◆ The input ◆
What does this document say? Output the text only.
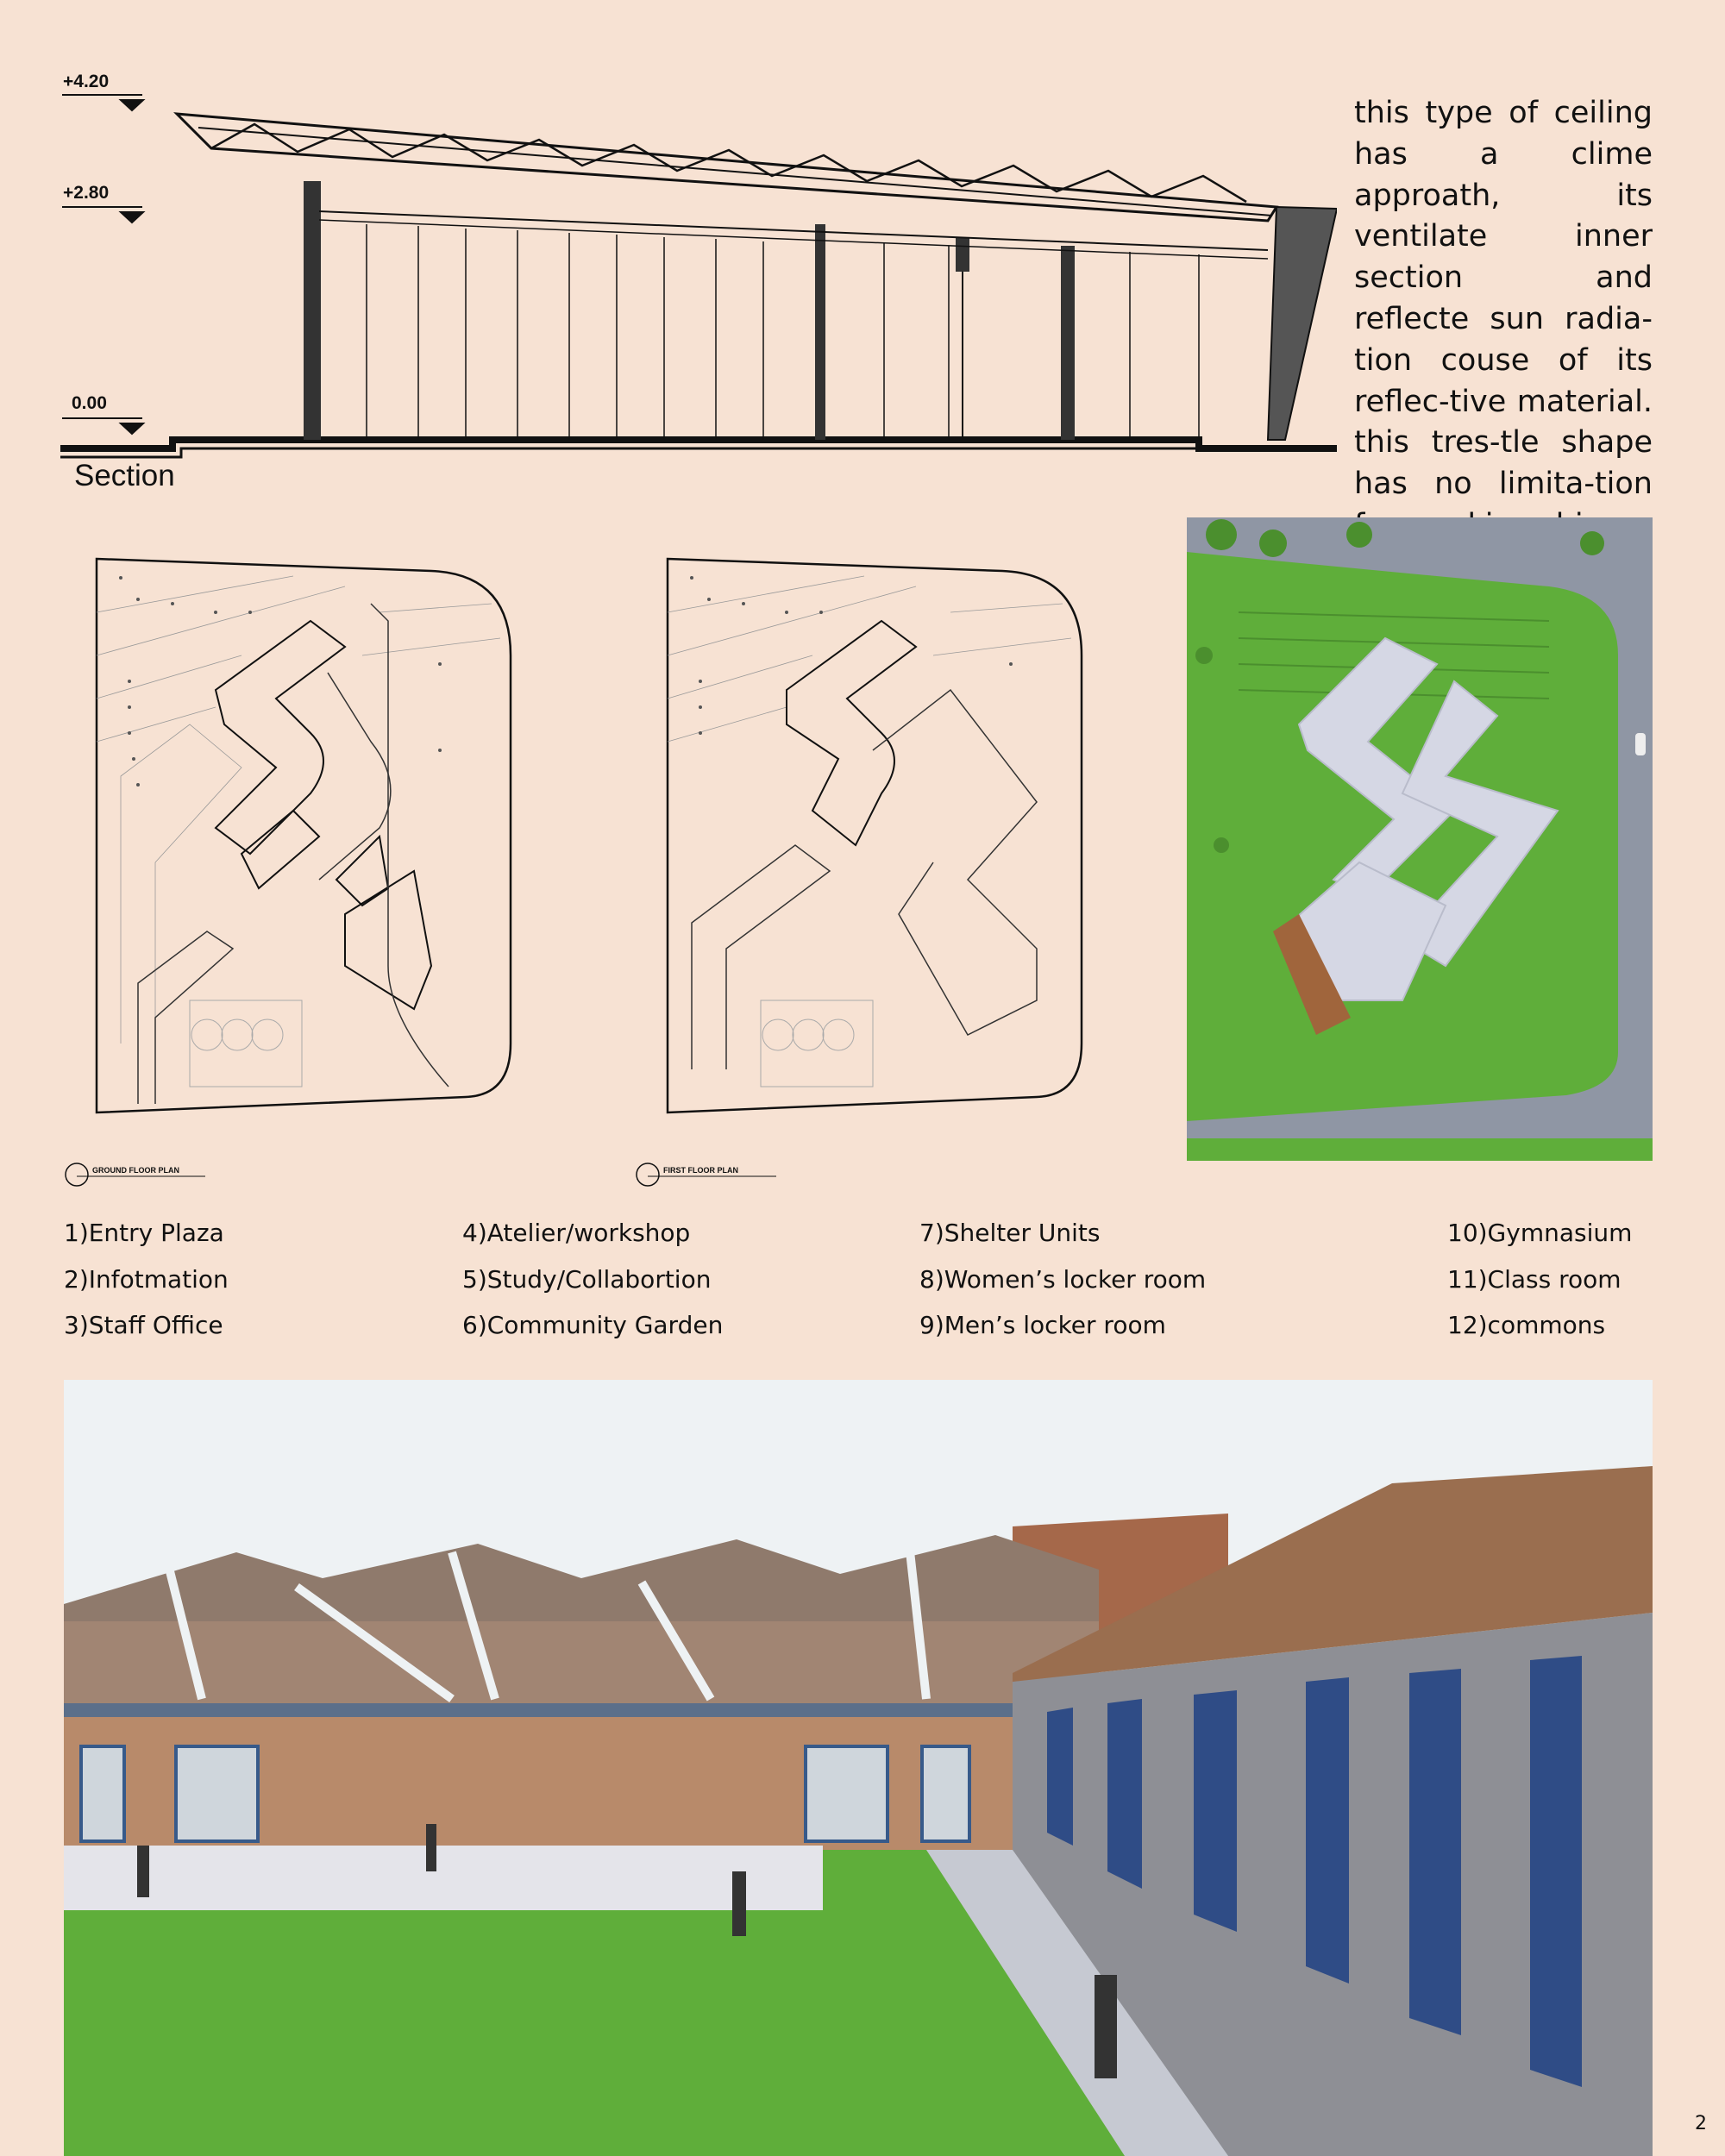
+4.20
+2.80
0.00
Section
this type of ceiling has a clime approath, its ventilate inner section and reflecte sun radia-tion couse of its reflec-tive material. this tres-tle shape has no limita-tion
GROUND FLOOR PLAN	FIRST FLOOR PLAN
1)Entry Plaza
2)Infotmation
3)Staff Office
4)Atelier/workshop
5)Study/Collabortion
6)Community Garden
7)Shelter Units
8)Women’s locker room
9)Men’s locker room
10)Gymnasium
11)Class room
12)commons
2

◆ What the task requires ◆
Omit all pictures while transcribing the entries verbatim.

◆ Solved problem ◆
What does this document say? Output the text only.
+4.20
+2.80
0.00
Section
this type of ceiling has a clime approath, its ventilate inner section and reflecte sun radia-tion couse of its reflec-tive material. this tres-tle shape has no limita-tion
GROUND FLOOR PLAN	FIRST FLOOR PLAN
1)Entry Plaza
2)Infotmation
3)Staff Office
4)Atelier/workshop
5)Study/Collabortion
6)Community Garden
7)Shelter Units
8)Women’s locker room
9)Men’s locker room
10)Gymnasium
11)Class room
12)commons
2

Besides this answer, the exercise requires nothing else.